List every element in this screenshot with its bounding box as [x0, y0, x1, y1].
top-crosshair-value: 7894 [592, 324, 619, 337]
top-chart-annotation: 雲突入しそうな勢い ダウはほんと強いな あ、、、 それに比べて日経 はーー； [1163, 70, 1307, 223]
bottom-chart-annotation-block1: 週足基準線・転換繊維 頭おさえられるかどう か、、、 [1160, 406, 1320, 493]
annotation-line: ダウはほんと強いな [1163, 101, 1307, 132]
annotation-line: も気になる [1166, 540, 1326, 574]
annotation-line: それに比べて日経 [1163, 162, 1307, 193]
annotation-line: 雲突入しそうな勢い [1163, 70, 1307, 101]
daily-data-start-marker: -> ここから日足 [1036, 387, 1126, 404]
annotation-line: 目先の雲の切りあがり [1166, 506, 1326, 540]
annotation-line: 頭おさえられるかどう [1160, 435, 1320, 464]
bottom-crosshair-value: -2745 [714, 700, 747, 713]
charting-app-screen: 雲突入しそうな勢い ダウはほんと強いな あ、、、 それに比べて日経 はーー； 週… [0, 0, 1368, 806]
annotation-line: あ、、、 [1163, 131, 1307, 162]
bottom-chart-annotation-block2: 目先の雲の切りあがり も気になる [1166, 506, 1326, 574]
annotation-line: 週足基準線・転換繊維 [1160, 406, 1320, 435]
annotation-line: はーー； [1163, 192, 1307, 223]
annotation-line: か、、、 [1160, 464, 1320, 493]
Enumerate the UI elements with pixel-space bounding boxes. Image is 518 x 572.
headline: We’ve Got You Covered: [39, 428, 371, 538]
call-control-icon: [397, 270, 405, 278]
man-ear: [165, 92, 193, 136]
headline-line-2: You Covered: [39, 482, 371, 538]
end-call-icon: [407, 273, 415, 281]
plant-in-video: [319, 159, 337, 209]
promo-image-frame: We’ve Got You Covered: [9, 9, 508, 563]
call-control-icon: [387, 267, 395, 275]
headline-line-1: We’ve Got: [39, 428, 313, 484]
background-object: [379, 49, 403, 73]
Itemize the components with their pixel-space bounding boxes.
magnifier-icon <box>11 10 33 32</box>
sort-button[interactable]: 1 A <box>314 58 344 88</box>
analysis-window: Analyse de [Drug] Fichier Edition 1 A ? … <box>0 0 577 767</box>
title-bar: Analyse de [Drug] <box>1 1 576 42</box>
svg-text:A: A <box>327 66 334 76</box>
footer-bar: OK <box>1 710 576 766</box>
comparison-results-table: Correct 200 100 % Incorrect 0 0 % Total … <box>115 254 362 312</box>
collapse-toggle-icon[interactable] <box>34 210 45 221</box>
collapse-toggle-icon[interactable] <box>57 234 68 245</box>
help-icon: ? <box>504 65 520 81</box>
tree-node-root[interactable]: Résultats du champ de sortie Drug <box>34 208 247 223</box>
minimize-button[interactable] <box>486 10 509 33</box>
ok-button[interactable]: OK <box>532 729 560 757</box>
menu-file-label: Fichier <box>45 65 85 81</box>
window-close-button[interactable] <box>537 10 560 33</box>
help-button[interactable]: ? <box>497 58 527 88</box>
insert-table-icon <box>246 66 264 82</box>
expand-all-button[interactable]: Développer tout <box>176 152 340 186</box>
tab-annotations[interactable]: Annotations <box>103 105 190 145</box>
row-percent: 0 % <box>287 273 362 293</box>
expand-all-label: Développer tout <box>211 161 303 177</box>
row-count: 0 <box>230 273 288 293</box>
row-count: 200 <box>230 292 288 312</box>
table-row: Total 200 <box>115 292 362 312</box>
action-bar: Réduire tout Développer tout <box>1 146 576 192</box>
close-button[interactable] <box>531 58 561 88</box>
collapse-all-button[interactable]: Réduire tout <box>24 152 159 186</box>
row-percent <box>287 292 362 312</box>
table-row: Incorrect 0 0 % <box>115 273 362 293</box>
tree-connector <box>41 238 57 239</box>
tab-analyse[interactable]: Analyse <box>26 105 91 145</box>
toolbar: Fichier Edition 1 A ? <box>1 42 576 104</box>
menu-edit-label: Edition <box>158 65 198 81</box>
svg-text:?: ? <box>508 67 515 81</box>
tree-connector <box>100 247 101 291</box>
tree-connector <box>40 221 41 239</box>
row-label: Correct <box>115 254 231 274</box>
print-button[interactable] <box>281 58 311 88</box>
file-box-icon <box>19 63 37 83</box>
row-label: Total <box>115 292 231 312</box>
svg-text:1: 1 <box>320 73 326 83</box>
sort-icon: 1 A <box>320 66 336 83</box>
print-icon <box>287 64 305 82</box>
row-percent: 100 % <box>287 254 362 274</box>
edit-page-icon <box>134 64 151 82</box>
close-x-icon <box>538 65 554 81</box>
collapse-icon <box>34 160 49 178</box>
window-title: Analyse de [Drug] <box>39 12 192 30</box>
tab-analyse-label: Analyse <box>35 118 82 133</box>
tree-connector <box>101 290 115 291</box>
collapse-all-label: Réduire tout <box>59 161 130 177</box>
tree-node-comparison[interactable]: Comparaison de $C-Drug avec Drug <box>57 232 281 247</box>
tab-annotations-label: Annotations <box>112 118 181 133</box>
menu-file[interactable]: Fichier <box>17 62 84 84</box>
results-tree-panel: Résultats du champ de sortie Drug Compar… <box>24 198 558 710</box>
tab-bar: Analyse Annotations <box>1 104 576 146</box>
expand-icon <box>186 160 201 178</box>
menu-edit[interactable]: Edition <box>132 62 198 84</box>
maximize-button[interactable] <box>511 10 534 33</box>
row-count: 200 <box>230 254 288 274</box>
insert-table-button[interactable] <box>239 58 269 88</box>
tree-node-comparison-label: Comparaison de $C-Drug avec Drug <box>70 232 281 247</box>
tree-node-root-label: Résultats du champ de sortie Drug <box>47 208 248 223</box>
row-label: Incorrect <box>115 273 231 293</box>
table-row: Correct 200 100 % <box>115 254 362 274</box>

▶ Set exercise
Reproduce all of the records above character for character, changing nothing.

▶ Task response
List every element in this screenshot with its bounding box as [x0, y0, x1, y1].
top-crosshair-value: 7894 [592, 324, 619, 337]
top-chart-annotation: 雲突入しそうな勢い ダウはほんと強いな あ、、、 それに比べて日経 はーー； [1163, 70, 1307, 223]
bottom-chart-annotation-block1: 週足基準線・転換繊維 頭おさえられるかどう か、、、 [1160, 406, 1320, 493]
annotation-line: ダウはほんと強いな [1163, 101, 1307, 132]
annotation-line: も気になる [1166, 540, 1326, 574]
annotation-line: それに比べて日経 [1163, 162, 1307, 193]
annotation-line: 雲突入しそうな勢い [1163, 70, 1307, 101]
daily-data-start-marker: -> ここから日足 [1036, 387, 1126, 404]
annotation-line: 目先の雲の切りあがり [1166, 506, 1326, 540]
annotation-line: 頭おさえられるかどう [1160, 435, 1320, 464]
bottom-crosshair-value: -2745 [714, 700, 747, 713]
charting-app-screen: 雲突入しそうな勢い ダウはほんと強いな あ、、、 それに比べて日経 はーー； 週… [0, 0, 1368, 806]
annotation-line: あ、、、 [1163, 131, 1307, 162]
bottom-chart-annotation-block2: 目先の雲の切りあがり も気になる [1166, 506, 1326, 574]
annotation-line: 週足基準線・転換繊維 [1160, 406, 1320, 435]
annotation-line: はーー； [1163, 192, 1307, 223]
annotation-line: か、、、 [1160, 464, 1320, 493]
Enumerate the UI elements with pixel-space bounding boxes. Image is 518 x 572.
headline: We’ve Got You Covered: [39, 428, 371, 538]
call-control-icon: [397, 270, 405, 278]
man-ear: [165, 92, 193, 136]
headline-line-2: You Covered: [39, 482, 371, 538]
end-call-icon: [407, 273, 415, 281]
plant-in-video: [319, 159, 337, 209]
promo-image-frame: We’ve Got You Covered: [9, 9, 508, 563]
call-control-icon: [387, 267, 395, 275]
headline-line-1: We’ve Got: [39, 428, 313, 484]
background-object: [379, 49, 403, 73]
Itemize the components with their pixel-space bounding boxes.
magnifier-icon <box>11 10 33 32</box>
sort-button[interactable]: 1 A <box>314 58 344 88</box>
analysis-window: Analyse de [Drug] Fichier Edition 1 A ? … <box>0 0 577 767</box>
title-bar: Analyse de [Drug] <box>1 1 576 42</box>
svg-text:A: A <box>327 66 334 76</box>
footer-bar: OK <box>1 710 576 766</box>
comparison-results-table: Correct 200 100 % Incorrect 0 0 % Total … <box>115 254 362 312</box>
collapse-toggle-icon[interactable] <box>34 210 45 221</box>
collapse-toggle-icon[interactable] <box>57 234 68 245</box>
help-icon: ? <box>504 65 520 81</box>
tree-node-root[interactable]: Résultats du champ de sortie Drug <box>34 208 247 223</box>
minimize-button[interactable] <box>486 10 509 33</box>
ok-button[interactable]: OK <box>532 729 560 757</box>
menu-file-label: Fichier <box>45 65 85 81</box>
window-close-button[interactable] <box>537 10 560 33</box>
help-button[interactable]: ? <box>497 58 527 88</box>
insert-table-icon <box>246 66 264 82</box>
expand-all-button[interactable]: Développer tout <box>176 152 340 186</box>
tab-annotations[interactable]: Annotations <box>103 105 190 145</box>
row-percent: 0 % <box>287 273 362 293</box>
expand-all-label: Développer tout <box>211 161 303 177</box>
row-count: 0 <box>230 273 288 293</box>
row-count: 200 <box>230 292 288 312</box>
table-row: Total 200 <box>115 292 362 312</box>
action-bar: Réduire tout Développer tout <box>1 146 576 192</box>
close-button[interactable] <box>531 58 561 88</box>
collapse-all-button[interactable]: Réduire tout <box>24 152 159 186</box>
row-percent <box>287 292 362 312</box>
table-row: Incorrect 0 0 % <box>115 273 362 293</box>
tree-connector <box>41 238 57 239</box>
tab-analyse[interactable]: Analyse <box>26 105 91 145</box>
toolbar: Fichier Edition 1 A ? <box>1 42 576 104</box>
menu-edit-label: Edition <box>158 65 198 81</box>
svg-text:?: ? <box>508 67 515 81</box>
tree-connector <box>100 247 101 291</box>
tree-connector <box>40 221 41 239</box>
row-label: Correct <box>115 254 231 274</box>
print-button[interactable] <box>281 58 311 88</box>
file-box-icon <box>19 63 37 83</box>
row-label: Total <box>115 292 231 312</box>
svg-text:1: 1 <box>320 73 326 83</box>
sort-icon: 1 A <box>320 66 336 83</box>
print-icon <box>287 64 305 82</box>
row-percent: 100 % <box>287 254 362 274</box>
edit-page-icon <box>134 64 151 82</box>
close-x-icon <box>538 65 554 81</box>
collapse-icon <box>34 160 49 178</box>
window-title: Analyse de [Drug] <box>39 12 192 30</box>
tab-analyse-label: Analyse <box>35 118 82 133</box>
tree-connector <box>101 290 115 291</box>
collapse-all-label: Réduire tout <box>59 161 130 177</box>
tree-node-comparison[interactable]: Comparaison de $C-Drug avec Drug <box>57 232 281 247</box>
tab-annotations-label: Annotations <box>112 118 181 133</box>
menu-file[interactable]: Fichier <box>17 62 84 84</box>
results-tree-panel: Résultats du champ de sortie Drug Compar… <box>24 198 558 710</box>
tab-bar: Analyse Annotations <box>1 104 576 146</box>
expand-icon <box>186 160 201 178</box>
menu-edit[interactable]: Edition <box>132 62 198 84</box>
maximize-button[interactable] <box>511 10 534 33</box>
row-count: 200 <box>230 254 288 274</box>
insert-table-button[interactable] <box>239 58 269 88</box>
tree-node-comparison-label: Comparaison de $C-Drug avec Drug <box>70 232 281 247</box>
tree-node-root-label: Résultats du champ de sortie Drug <box>47 208 248 223</box>
row-label: Incorrect <box>115 273 231 293</box>
table-row: Correct 200 100 % <box>115 254 362 274</box>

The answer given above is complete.